---------- DATASET CONTENT ----------

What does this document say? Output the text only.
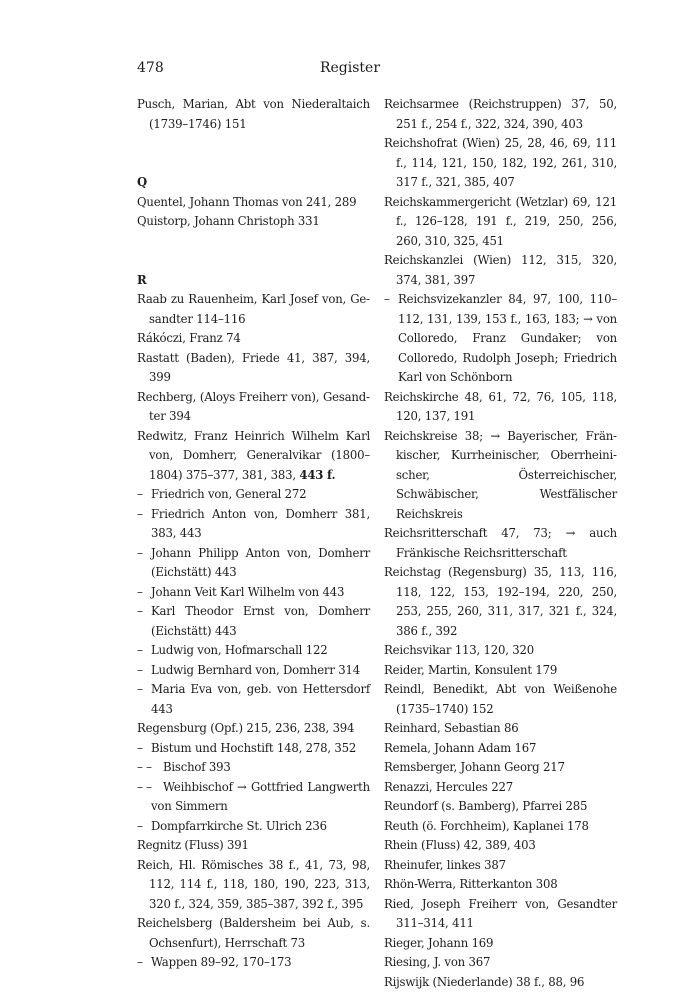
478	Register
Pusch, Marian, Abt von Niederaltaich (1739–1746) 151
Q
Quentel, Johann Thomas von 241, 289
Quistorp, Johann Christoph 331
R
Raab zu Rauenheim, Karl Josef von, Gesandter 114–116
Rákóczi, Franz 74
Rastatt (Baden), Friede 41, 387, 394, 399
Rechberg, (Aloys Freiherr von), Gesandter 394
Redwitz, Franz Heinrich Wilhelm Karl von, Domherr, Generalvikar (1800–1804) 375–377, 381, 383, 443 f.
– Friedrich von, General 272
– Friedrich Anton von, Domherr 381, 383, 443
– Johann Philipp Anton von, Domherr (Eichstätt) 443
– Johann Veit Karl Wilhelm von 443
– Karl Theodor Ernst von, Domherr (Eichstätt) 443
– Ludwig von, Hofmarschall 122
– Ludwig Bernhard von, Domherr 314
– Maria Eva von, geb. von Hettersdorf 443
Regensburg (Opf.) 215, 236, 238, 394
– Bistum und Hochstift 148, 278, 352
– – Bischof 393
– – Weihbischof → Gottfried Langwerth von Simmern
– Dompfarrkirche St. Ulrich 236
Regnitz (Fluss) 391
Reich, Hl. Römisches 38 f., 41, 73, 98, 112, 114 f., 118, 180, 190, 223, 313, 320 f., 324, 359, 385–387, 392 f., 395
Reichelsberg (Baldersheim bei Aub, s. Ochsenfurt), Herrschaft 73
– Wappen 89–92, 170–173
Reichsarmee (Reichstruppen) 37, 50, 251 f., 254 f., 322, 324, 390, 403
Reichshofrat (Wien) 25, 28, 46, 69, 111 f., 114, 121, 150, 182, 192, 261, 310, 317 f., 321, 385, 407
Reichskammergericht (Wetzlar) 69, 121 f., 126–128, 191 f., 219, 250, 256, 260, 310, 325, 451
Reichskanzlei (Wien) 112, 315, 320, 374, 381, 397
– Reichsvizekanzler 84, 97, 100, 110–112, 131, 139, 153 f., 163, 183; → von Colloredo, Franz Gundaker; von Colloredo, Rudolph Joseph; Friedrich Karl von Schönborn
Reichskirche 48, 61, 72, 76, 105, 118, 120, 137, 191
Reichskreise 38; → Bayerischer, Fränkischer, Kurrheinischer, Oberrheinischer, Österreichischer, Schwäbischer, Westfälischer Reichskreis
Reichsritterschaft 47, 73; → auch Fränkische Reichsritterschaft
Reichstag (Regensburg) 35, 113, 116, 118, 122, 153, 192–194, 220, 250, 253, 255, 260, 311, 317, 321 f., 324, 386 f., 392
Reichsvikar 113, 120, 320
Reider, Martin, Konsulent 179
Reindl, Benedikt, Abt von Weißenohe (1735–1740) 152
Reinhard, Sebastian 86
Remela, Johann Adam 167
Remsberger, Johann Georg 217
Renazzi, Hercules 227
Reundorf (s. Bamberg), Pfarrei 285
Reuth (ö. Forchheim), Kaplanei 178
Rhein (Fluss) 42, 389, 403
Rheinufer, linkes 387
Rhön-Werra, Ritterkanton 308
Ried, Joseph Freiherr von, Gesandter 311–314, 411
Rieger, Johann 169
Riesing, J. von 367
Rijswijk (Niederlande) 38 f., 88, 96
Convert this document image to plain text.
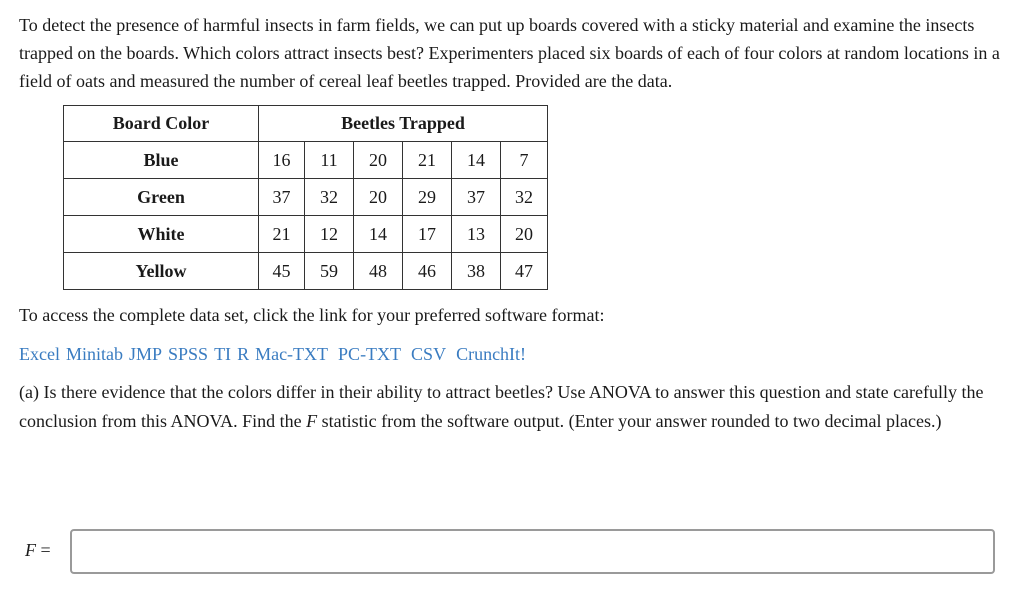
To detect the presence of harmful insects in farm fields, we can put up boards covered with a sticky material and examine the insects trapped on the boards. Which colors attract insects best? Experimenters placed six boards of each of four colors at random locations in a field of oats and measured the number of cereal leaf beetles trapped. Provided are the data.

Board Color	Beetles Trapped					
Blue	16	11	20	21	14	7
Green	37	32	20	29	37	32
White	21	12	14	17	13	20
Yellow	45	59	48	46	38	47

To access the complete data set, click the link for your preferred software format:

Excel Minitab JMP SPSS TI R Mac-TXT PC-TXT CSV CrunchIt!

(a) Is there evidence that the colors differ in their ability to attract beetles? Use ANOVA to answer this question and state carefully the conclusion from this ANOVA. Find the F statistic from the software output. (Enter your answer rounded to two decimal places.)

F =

----------

### STATED GOAL:
Restate the entire listing word for word, excluding pictures.

### ANSWER TO THE EXERCISE:
What does this document say? Output the text only.
478	Register
Pusch, Marian, Abt von Niederaltaich (1739–1746) 151
Q
Quentel, Johann Thomas von 241, 289
Quistorp, Johann Christoph 331
R
Raab zu Rauenheim, Karl Josef von, Gesandter 114–116
Rákóczi, Franz 74
Rastatt (Baden), Friede 41, 387, 394, 399
Rechberg, (Aloys Freiherr von), Gesandter 394
Redwitz, Franz Heinrich Wilhelm Karl von, Domherr, Generalvikar (1800–1804) 375–377, 381, 383, 443 f.
– Friedrich von, General 272
– Friedrich Anton von, Domherr 381, 383, 443
– Johann Philipp Anton von, Domherr (Eichstätt) 443
– Johann Veit Karl Wilhelm von 443
– Karl Theodor Ernst von, Domherr (Eichstätt) 443
– Ludwig von, Hofmarschall 122
– Ludwig Bernhard von, Domherr 314
– Maria Eva von, geb. von Hettersdorf 443
Regensburg (Opf.) 215, 236, 238, 394
– Bistum und Hochstift 148, 278, 352
– – Bischof 393
– – Weihbischof → Gottfried Langwerth von Simmern
– Dompfarrkirche St. Ulrich 236
Regnitz (Fluss) 391
Reich, Hl. Römisches 38 f., 41, 73, 98, 112, 114 f., 118, 180, 190, 223, 313, 320 f., 324, 359, 385–387, 392 f., 395
Reichelsberg (Baldersheim bei Aub, s. Ochsenfurt), Herrschaft 73
– Wappen 89–92, 170–173
Reichsarmee (Reichstruppen) 37, 50, 251 f., 254 f., 322, 324, 390, 403
Reichshofrat (Wien) 25, 28, 46, 69, 111 f., 114, 121, 150, 182, 192, 261, 310, 317 f., 321, 385, 407
Reichskammergericht (Wetzlar) 69, 121 f., 126–128, 191 f., 219, 250, 256, 260, 310, 325, 451
Reichskanzlei (Wien) 112, 315, 320, 374, 381, 397
– Reichsvizekanzler 84, 97, 100, 110–112, 131, 139, 153 f., 163, 183; → von Colloredo, Franz Gundaker; von Colloredo, Rudolph Joseph; Friedrich Karl von Schönborn
Reichskirche 48, 61, 72, 76, 105, 118, 120, 137, 191
Reichskreise 38; → Bayerischer, Fränkischer, Kurrheinischer, Oberrheinischer, Österreichischer, Schwäbischer, Westfälischer Reichskreis
Reichsritterschaft 47, 73; → auch Fränkische Reichsritterschaft
Reichstag (Regensburg) 35, 113, 116, 118, 122, 153, 192–194, 220, 250, 253, 255, 260, 311, 317, 321 f., 324, 386 f., 392
Reichsvikar 113, 120, 320
Reider, Martin, Konsulent 179
Reindl, Benedikt, Abt von Weißenohe (1735–1740) 152
Reinhard, Sebastian 86
Remela, Johann Adam 167
Remsberger, Johann Georg 217
Renazzi, Hercules 227
Reundorf (s. Bamberg), Pfarrei 285
Reuth (ö. Forchheim), Kaplanei 178
Rhein (Fluss) 42, 389, 403
Rheinufer, linkes 387
Rhön-Werra, Ritterkanton 308
Ried, Joseph Freiherr von, Gesandter 311–314, 411
Rieger, Johann 169
Riesing, J. von 367
Rijswijk (Niederlande) 38 f., 88, 96
Convert this document image to plain text.
To detect the presence of harmful insects in farm fields, we can put up boards covered with a sticky material and examine the insects trapped on the boards. Which colors attract insects best? Experimenters placed six boards of each of four colors at random locations in a field of oats and measured the number of cereal leaf beetles trapped. Provided are the data.

Board Color	Beetles Trapped					
Blue	16	11	20	21	14	7
Green	37	32	20	29	37	32
White	21	12	14	17	13	20
Yellow	45	59	48	46	38	47

To access the complete data set, click the link for your preferred software format:

Excel Minitab JMP SPSS TI R Mac-TXT PC-TXT CSV CrunchIt!

(a) Is there evidence that the colors differ in their ability to attract beetles? Use ANOVA to answer this question and state carefully the conclusion from this ANOVA. Find the F statistic from the software output. (Enter your answer rounded to two decimal places.)

F =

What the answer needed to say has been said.